>>>
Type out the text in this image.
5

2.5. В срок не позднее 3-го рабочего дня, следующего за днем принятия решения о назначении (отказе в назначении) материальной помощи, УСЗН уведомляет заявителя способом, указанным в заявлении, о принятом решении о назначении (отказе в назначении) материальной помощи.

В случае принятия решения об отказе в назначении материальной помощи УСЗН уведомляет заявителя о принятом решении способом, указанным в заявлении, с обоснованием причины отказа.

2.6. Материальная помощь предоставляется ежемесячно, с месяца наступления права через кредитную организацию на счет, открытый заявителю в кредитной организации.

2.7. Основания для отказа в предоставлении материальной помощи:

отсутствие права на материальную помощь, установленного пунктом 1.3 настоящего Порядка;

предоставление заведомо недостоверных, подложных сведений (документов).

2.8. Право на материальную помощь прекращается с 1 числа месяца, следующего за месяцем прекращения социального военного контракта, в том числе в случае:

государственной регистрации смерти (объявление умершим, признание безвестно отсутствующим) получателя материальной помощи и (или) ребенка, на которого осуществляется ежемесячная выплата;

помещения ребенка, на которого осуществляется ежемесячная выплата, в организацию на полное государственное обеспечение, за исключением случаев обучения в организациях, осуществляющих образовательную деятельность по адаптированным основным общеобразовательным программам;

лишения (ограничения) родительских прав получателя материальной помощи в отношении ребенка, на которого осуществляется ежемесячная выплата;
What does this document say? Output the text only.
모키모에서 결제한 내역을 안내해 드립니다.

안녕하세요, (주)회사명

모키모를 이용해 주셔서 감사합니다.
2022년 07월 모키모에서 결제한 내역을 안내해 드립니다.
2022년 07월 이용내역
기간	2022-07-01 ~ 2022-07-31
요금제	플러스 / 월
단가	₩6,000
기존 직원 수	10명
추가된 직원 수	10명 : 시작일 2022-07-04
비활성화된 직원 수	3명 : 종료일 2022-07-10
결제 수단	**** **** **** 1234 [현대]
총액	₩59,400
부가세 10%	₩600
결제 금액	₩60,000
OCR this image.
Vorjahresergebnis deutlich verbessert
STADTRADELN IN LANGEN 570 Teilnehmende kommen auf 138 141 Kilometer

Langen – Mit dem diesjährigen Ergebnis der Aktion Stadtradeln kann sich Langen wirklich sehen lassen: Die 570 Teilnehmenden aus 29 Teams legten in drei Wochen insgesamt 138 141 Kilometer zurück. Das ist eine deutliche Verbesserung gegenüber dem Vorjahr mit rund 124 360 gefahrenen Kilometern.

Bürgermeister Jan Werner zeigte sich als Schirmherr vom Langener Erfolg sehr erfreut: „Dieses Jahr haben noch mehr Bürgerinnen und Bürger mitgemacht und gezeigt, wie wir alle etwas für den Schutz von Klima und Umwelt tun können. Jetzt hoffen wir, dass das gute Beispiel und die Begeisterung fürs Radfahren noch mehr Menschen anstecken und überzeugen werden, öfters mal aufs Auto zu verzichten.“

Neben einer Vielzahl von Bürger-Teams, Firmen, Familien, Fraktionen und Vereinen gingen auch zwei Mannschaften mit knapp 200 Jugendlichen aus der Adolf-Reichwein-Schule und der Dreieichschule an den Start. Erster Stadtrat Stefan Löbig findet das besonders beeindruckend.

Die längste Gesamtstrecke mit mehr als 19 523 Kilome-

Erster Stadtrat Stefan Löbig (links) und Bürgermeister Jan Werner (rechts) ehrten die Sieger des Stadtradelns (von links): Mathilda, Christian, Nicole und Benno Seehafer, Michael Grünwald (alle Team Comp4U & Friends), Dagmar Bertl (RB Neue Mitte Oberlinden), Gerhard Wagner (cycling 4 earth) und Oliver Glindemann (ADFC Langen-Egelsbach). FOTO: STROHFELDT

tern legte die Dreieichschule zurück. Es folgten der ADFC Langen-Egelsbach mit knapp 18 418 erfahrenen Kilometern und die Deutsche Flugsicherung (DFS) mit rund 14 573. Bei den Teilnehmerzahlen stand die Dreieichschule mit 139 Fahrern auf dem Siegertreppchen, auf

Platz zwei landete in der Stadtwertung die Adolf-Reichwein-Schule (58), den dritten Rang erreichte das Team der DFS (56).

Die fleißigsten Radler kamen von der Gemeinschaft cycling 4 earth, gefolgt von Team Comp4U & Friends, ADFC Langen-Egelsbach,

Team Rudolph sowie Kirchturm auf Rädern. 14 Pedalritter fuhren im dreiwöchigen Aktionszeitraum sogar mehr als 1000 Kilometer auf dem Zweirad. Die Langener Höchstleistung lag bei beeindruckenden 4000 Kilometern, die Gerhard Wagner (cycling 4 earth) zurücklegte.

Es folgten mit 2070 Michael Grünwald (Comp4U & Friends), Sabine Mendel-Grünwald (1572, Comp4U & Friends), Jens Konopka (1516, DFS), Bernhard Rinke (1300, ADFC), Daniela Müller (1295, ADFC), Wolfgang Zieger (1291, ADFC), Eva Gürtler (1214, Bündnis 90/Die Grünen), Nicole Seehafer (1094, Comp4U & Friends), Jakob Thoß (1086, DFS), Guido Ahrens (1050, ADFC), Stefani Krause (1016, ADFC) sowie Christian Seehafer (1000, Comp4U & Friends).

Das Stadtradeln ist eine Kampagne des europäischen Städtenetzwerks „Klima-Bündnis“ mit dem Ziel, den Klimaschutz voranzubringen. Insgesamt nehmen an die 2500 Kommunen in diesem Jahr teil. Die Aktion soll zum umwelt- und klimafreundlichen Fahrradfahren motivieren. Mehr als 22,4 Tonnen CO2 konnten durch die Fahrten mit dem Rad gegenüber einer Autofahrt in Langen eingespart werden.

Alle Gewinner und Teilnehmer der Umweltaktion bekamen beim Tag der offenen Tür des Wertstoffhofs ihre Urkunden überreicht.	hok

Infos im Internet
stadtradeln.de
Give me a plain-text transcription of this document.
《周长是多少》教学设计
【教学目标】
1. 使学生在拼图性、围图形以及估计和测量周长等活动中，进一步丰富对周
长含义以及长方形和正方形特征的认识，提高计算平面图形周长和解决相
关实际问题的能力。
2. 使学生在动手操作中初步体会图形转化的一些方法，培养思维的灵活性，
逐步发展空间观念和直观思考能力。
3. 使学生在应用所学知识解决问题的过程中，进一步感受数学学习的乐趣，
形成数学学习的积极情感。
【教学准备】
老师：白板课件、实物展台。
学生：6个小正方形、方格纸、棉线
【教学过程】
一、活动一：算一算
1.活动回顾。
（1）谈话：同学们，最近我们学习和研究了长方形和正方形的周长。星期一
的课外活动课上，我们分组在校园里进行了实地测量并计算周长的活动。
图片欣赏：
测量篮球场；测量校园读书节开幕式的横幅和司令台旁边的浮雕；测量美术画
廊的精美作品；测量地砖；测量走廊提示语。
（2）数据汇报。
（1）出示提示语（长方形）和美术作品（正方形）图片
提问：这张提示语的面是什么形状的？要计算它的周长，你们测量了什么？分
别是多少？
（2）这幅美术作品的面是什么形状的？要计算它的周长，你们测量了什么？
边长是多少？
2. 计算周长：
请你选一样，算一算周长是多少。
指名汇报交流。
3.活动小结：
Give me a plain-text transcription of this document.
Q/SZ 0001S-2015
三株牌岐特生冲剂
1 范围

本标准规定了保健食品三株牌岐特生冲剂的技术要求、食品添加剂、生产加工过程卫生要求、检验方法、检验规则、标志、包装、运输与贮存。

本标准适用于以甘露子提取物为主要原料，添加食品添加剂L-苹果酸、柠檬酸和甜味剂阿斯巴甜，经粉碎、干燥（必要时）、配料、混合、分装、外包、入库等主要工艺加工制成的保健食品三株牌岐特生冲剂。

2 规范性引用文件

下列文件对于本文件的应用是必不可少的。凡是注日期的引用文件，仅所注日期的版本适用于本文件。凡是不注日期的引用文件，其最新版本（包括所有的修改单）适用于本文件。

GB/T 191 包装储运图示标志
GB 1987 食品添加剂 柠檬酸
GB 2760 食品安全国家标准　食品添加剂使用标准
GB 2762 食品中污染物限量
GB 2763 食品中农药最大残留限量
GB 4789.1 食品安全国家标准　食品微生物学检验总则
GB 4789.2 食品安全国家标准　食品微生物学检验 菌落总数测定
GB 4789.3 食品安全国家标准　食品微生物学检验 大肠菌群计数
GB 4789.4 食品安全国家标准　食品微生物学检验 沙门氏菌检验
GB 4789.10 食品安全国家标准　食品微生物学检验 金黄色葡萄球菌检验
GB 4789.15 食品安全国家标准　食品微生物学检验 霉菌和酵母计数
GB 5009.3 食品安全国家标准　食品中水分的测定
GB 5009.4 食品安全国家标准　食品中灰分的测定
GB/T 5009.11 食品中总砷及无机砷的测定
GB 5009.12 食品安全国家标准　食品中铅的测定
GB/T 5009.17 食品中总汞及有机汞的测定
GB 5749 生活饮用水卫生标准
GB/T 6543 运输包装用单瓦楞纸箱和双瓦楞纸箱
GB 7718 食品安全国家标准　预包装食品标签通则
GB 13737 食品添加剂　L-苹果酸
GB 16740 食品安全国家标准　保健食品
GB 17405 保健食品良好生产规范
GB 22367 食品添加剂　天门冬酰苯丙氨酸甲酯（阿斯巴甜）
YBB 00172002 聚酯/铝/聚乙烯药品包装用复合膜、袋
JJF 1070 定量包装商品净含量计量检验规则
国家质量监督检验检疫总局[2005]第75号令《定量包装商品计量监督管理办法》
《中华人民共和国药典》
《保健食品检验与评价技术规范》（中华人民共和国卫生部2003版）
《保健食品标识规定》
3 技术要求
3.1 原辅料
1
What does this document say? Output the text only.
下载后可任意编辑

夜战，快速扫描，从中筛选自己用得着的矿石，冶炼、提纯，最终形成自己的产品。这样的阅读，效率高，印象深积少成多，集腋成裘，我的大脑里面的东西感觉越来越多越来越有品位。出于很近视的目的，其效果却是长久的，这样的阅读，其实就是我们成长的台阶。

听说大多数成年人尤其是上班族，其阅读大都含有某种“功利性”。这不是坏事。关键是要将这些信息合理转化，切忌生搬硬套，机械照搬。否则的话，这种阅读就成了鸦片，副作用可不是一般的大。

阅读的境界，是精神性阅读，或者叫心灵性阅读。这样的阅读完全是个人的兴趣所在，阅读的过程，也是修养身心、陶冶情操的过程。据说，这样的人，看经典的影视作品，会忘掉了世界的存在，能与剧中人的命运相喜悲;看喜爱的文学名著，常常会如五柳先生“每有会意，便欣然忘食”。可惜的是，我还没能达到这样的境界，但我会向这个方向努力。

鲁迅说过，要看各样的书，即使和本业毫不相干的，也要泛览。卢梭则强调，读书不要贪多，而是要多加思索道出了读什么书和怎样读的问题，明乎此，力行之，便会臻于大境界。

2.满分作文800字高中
<<<
▶ [WHAT IS NEEDED]
Extract all lines from the material above that include the word "УСЗН".

▶ [FINAL ANSWER]
2.5. В срок не позднее 3-го рабочего дня, следующего за днем принятия решения о назначении (отказе в назначении) материальной помощи, УСЗН уведомляет заявителя способом, указанным в заявлении, о принятом решении о назначении (отказе в назначении) материальной помощи.
В случае принятия решения об отказе в назначении материальной помощи УСЗН уведомляет заявителя о принятом решении способом, указанным в заявлении, с обоснованием причины отказа.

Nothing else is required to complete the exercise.